● **Given exercise**
Pull out each line of the records holding the string "icon".

Stored data
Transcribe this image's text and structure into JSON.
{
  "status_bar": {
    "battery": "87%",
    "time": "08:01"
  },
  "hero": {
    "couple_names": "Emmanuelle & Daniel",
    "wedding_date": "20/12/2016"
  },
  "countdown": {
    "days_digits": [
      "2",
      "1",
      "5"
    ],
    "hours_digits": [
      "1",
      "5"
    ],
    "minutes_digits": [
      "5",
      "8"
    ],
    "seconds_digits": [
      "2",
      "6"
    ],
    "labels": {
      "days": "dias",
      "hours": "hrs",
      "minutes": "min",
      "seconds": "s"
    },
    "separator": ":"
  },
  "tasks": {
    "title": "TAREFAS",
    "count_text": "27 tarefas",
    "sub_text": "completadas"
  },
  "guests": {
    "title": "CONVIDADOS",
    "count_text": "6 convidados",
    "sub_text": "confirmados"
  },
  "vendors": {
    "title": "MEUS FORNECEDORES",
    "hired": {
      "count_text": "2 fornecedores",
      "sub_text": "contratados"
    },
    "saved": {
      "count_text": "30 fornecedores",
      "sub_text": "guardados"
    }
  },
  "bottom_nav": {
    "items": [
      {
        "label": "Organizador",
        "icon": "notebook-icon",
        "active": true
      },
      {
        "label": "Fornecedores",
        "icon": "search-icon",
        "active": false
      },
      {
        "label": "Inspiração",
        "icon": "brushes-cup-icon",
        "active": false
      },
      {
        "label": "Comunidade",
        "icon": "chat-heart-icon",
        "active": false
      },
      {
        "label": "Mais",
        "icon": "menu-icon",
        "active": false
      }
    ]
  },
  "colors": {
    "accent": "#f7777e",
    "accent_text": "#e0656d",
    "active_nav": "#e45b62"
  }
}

● **Exercise result**
        "icon": "notebook-icon",
        "icon": "search-icon",
        "icon": "brushes-cup-icon",
        "icon": "chat-heart-icon",
        "icon": "menu-icon",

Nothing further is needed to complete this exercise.